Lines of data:
________________________

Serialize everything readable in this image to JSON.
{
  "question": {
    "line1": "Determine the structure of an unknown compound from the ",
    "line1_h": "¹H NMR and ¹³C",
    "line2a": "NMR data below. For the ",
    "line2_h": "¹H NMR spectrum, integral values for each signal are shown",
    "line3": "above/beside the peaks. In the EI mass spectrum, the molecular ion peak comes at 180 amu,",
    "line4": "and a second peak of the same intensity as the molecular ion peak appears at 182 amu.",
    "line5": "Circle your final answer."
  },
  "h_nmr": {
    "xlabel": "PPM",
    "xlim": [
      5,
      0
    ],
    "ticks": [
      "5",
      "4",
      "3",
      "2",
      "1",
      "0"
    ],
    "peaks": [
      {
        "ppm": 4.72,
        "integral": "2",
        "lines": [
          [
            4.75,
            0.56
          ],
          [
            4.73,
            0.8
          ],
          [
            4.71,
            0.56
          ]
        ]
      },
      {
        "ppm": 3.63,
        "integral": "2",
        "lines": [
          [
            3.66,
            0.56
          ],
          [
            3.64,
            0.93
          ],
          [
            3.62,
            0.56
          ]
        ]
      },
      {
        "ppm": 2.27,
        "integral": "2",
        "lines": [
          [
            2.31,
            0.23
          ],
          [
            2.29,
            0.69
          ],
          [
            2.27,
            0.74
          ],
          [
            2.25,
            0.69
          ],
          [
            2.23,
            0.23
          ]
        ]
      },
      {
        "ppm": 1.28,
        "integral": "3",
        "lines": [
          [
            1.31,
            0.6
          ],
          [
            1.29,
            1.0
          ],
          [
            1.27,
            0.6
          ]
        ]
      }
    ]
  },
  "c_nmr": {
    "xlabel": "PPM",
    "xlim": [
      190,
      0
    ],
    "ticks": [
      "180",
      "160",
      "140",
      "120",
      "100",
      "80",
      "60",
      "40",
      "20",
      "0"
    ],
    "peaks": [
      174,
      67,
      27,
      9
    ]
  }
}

________________________

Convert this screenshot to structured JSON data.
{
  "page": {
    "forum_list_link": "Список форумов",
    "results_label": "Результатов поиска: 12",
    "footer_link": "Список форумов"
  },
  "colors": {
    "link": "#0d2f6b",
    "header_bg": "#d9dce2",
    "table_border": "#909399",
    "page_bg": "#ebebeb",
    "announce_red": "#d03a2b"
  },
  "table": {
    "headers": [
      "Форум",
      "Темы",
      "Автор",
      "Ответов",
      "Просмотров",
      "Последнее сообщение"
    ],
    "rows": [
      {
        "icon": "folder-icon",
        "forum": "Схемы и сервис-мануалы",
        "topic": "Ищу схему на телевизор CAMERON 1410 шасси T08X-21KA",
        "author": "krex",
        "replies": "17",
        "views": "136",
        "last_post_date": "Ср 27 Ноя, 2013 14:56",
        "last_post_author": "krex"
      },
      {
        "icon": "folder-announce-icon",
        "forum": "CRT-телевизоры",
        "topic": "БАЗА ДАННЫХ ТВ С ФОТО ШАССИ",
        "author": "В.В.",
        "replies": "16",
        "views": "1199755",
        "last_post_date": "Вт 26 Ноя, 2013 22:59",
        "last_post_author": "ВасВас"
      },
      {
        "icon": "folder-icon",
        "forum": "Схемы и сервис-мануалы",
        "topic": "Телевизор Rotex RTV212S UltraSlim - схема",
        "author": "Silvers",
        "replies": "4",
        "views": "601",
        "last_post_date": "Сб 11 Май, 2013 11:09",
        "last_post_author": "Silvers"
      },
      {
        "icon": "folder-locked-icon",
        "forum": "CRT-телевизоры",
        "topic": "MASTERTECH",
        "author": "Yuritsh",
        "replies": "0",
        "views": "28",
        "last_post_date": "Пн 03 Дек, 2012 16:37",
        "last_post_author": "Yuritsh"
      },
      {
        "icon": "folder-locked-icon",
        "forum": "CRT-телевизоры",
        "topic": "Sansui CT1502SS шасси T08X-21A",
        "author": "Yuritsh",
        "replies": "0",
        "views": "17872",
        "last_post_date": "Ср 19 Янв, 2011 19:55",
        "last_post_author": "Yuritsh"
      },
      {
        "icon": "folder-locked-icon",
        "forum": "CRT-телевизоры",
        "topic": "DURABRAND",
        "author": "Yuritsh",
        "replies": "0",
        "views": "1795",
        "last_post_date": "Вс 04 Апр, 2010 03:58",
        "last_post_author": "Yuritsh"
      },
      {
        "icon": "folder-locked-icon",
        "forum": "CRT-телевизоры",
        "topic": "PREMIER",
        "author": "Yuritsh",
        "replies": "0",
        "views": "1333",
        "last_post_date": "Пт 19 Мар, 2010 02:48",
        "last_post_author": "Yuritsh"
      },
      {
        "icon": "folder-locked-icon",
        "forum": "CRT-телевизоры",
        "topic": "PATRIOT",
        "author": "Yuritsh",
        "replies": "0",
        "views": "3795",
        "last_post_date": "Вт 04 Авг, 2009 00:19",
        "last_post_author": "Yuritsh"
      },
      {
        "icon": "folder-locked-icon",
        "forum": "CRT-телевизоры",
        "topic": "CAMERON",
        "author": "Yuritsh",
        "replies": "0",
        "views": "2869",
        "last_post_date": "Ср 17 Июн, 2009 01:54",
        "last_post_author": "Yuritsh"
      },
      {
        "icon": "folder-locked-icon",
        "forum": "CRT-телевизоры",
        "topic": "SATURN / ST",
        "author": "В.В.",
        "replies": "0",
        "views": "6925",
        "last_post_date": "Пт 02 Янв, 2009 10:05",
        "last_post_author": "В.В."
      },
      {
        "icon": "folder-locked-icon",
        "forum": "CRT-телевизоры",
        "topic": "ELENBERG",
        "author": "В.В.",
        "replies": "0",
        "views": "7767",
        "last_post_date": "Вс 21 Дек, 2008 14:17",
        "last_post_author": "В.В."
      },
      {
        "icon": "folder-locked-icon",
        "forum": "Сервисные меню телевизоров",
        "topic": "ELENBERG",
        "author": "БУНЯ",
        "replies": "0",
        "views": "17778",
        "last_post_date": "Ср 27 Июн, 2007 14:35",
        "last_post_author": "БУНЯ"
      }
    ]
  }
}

________________________

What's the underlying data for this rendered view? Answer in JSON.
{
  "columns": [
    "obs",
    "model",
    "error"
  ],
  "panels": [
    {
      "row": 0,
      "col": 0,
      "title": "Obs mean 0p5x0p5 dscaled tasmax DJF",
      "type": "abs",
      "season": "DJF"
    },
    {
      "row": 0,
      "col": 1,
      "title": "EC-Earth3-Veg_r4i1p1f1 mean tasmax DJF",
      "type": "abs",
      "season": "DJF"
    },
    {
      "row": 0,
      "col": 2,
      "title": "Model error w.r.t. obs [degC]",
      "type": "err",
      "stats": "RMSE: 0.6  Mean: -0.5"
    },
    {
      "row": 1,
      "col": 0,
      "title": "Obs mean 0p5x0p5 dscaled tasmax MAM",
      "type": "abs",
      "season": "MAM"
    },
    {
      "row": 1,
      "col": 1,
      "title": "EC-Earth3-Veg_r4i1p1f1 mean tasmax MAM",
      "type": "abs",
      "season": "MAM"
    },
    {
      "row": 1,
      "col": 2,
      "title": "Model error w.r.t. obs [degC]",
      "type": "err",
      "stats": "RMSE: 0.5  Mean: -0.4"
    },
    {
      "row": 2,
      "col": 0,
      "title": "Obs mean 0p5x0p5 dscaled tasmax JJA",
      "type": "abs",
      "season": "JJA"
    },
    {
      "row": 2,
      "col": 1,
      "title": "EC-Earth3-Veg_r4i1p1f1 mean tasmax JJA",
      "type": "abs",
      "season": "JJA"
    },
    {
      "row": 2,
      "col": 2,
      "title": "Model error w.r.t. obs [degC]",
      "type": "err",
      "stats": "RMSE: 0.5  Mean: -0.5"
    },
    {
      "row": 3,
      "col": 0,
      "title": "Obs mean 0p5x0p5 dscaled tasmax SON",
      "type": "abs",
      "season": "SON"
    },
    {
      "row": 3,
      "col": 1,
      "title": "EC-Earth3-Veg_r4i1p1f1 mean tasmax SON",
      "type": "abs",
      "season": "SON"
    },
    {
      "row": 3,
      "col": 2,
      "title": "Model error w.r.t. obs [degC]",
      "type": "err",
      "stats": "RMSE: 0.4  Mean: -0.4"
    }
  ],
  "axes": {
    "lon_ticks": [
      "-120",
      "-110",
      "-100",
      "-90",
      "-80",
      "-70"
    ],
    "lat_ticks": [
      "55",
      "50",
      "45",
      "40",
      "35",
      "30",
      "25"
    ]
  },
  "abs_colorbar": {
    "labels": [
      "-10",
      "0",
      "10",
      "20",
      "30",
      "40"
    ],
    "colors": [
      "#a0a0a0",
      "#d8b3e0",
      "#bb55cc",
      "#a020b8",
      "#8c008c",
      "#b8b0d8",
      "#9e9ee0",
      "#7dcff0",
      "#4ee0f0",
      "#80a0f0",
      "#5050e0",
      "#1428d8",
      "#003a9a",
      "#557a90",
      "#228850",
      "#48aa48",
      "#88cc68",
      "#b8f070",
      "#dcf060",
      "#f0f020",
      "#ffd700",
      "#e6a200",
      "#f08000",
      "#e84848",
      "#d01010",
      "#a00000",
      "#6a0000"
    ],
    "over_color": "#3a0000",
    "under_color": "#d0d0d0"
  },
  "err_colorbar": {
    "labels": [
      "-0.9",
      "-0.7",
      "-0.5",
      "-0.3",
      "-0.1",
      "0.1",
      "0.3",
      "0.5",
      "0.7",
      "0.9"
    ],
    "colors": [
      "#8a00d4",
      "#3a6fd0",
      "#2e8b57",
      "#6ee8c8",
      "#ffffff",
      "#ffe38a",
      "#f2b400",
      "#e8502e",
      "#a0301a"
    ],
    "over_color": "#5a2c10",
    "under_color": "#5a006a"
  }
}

________________________

What is required: Pick out all lines containing the string "CAMERON".

Solution for this exercise:
        "topic": "Ищу схему на телевизор CAMERON 1410 шасси T08X-21KA",
        "topic": "CAMERON",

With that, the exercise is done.